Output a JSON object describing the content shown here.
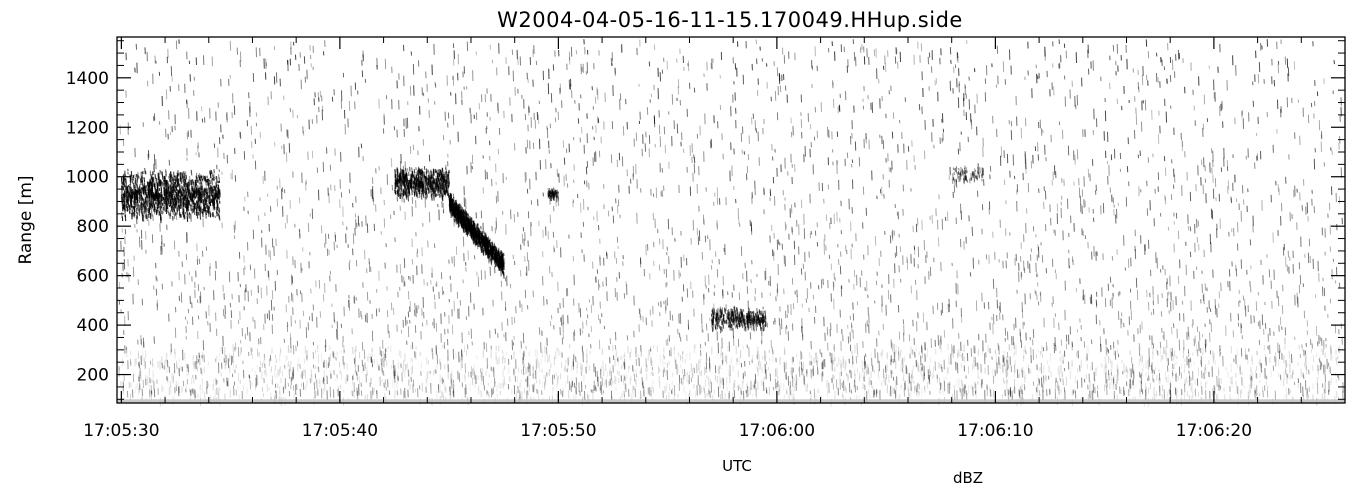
{
  "chart_data": {
    "type": "heatmap",
    "title": "W2004-04-05-16-11-15.170049.HHup.side",
    "xlabel": "UTC",
    "ylabel": "Range [m]",
    "colorbar_label": "dBZ",
    "colormap": "grayscale (white = low, black = high)",
    "x_ticks": [
      "17:05:30",
      "17:05:40",
      "17:05:50",
      "17:06:00",
      "17:06:10",
      "17:06:20"
    ],
    "x_range_seconds_after_17_05_30": [
      -0.2,
      56.0
    ],
    "y_ticks": [
      200,
      400,
      600,
      800,
      1000,
      1200,
      1400
    ],
    "ylim": [
      85,
      1565
    ],
    "echo_features": [
      {
        "t_start": 0.0,
        "t_end": 4.5,
        "r_low": 830,
        "r_high": 1040,
        "strength": 0.95
      },
      {
        "t_start": 12.5,
        "t_end": 15.0,
        "r_low": 920,
        "r_high": 1050,
        "strength": 0.8
      },
      {
        "t_start": 15.0,
        "t_end": 17.5,
        "r_low": 650,
        "r_high": 900,
        "strength": 0.8
      },
      {
        "t_start": 19.5,
        "t_end": 20.0,
        "r_low": 920,
        "r_high": 960,
        "strength": 0.6
      },
      {
        "t_start": 27.0,
        "t_end": 29.5,
        "r_low": 390,
        "r_high": 480,
        "strength": 0.65
      },
      {
        "t_start": 38.0,
        "t_end": 39.5,
        "r_low": 980,
        "r_high": 1050,
        "strength": 0.3
      }
    ],
    "grid": false,
    "legend": "none"
  },
  "colors": {
    "echo": "#000000",
    "background": "#ffffff",
    "axis": "#000000"
  }
}
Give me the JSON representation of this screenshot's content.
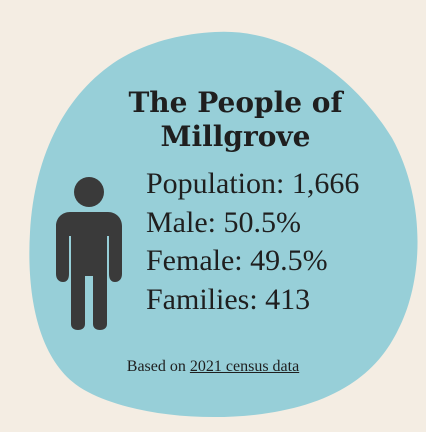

■ ■ ■

SHORT PROBLEM.
Take the listing above and restate it word for word, without its pictures.

CORRECT RESPONSE.
Output a JSON object describing the content shown here.
{
  "chart_data": {
    "type": "heatmap",
    "title": "W2004-04-05-16-11-15.170049.HHup.side",
    "xlabel": "UTC",
    "ylabel": "Range [m]",
    "colorbar_label": "dBZ",
    "colormap": "grayscale (white = low, black = high)",
    "x_ticks": [
      "17:05:30",
      "17:05:40",
      "17:05:50",
      "17:06:00",
      "17:06:10",
      "17:06:20"
    ],
    "x_range_seconds_after_17_05_30": [
      -0.2,
      56.0
    ],
    "y_ticks": [
      200,
      400,
      600,
      800,
      1000,
      1200,
      1400
    ],
    "ylim": [
      85,
      1565
    ],
    "echo_features": [
      {
        "t_start": 0.0,
        "t_end": 4.5,
        "r_low": 830,
        "r_high": 1040,
        "strength": 0.95
      },
      {
        "t_start": 12.5,
        "t_end": 15.0,
        "r_low": 920,
        "r_high": 1050,
        "strength": 0.8
      },
      {
        "t_start": 15.0,
        "t_end": 17.5,
        "r_low": 650,
        "r_high": 900,
        "strength": 0.8
      },
      {
        "t_start": 19.5,
        "t_end": 20.0,
        "r_low": 920,
        "r_high": 960,
        "strength": 0.6
      },
      {
        "t_start": 27.0,
        "t_end": 29.5,
        "r_low": 390,
        "r_high": 480,
        "strength": 0.65
      },
      {
        "t_start": 38.0,
        "t_end": 39.5,
        "r_low": 980,
        "r_high": 1050,
        "strength": 0.3
      }
    ],
    "grid": false,
    "legend": "none"
  },
  "colors": {
    "echo": "#000000",
    "background": "#ffffff",
    "axis": "#000000"
  }
}
Give me the JSON representation of this screenshot's content.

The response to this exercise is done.